-- BEGIN --
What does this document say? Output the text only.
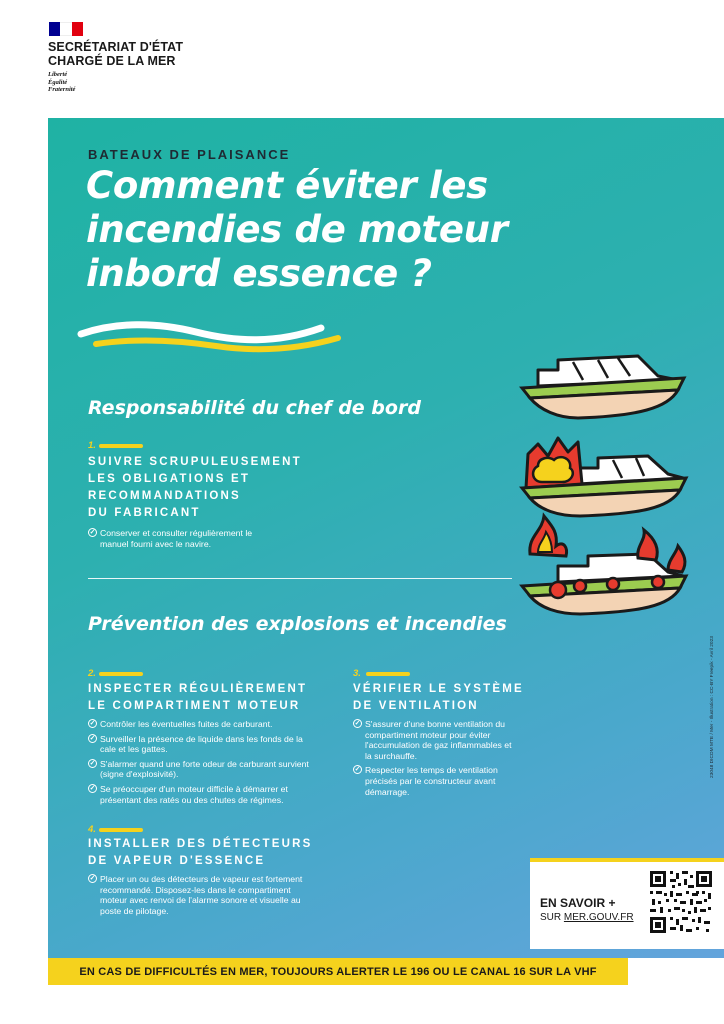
SECRÉTARIAT D'ÉTAT
CHARGÉ DE LA MER
Liberté
Égalité
Fraternité
BATEAUX DE PLAISANCE
Comment éviter les
incendies de moteur
inbord essence ?
Responsabilité du chef de bord
1.
SUIVRE SCRUPULEUSEMENT
LES OBLIGATIONS ET
RECOMMANDATIONS
DU FABRICANT
✓ Conserver et consulter régulièrement le manuel fourni avec le navire.
Prévention des explosions et incendies
2.
INSPECTER RÉGULIÈREMENT
LE COMPARTIMENT MOTEUR
✓ Contrôler les éventuelles fuites de carburant.
✓ Surveiller la présence de liquide dans les fonds de la cale et les gattes.
✓ S'alarmer quand une forte odeur de carburant survient (signe d'explosivité).
✓ Se préoccuper d'un moteur difficile à démarrer et présentant des ratés ou des chutes de régimes.
3.
VÉRIFIER LE SYSTÈME
DE VENTILATION
✓ S'assurer d'une bonne ventilation du compartiment moteur pour éviter l'accumulation de gaz inflammables et la surchauffe.
✓ Respecter les temps de ventilation précisés par le constructeur avant démarrage.
4.
INSTALLER DES DÉTECTEURS
DE VAPEUR D'ESSENCE
✓ Placer un ou des détecteurs de vapeur est fortement recommandé. Disposez-les dans le compartiment moteur avec renvoi de l'alarme sonore et visuelle au poste de pilotage.
EN SAVOIR +
SUR MER.GOUV.FR
23048 DICOM MTE / Mer - Illustration : CC-BY Freepik - Avril 2023
EN CAS DE DIFFICULTÉS EN MER, TOUJOURS ALERTER LE 196 OU LE CANAL 16 SUR LA VHF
-- END --
Give all the lines above again, character for character, without pictures.

▸ Complete output:
What does this document say? Output the text only.
SECRÉTARIAT D'ÉTAT
CHARGÉ DE LA MER
Liberté
Égalité
Fraternité
BATEAUX DE PLAISANCE
Comment éviter les
incendies de moteur
inbord essence ?
Responsabilité du chef de bord
1.
SUIVRE SCRUPULEUSEMENT
LES OBLIGATIONS ET
RECOMMANDATIONS
DU FABRICANT
✓ Conserver et consulter régulièrement le manuel fourni avec le navire.
Prévention des explosions et incendies
2.
INSPECTER RÉGULIÈREMENT
LE COMPARTIMENT MOTEUR
✓ Contrôler les éventuelles fuites de carburant.
✓ Surveiller la présence de liquide dans les fonds de la cale et les gattes.
✓ S'alarmer quand une forte odeur de carburant survient (signe d'explosivité).
✓ Se préoccuper d'un moteur difficile à démarrer et présentant des ratés ou des chutes de régimes.
3.
VÉRIFIER LE SYSTÈME
DE VENTILATION
✓ S'assurer d'une bonne ventilation du compartiment moteur pour éviter l'accumulation de gaz inflammables et la surchauffe.
✓ Respecter les temps de ventilation précisés par le constructeur avant démarrage.
4.
INSTALLER DES DÉTECTEURS
DE VAPEUR D'ESSENCE
✓ Placer un ou des détecteurs de vapeur est fortement recommandé. Disposez-les dans le compartiment moteur avec renvoi de l'alarme sonore et visuelle au poste de pilotage.
EN SAVOIR +
SUR MER.GOUV.FR
23048 DICOM MTE / Mer - Illustration : CC-BY Freepik - Avril 2023
EN CAS DE DIFFICULTÉS EN MER, TOUJOURS ALERTER LE 196 OU LE CANAL 16 SUR LA VHF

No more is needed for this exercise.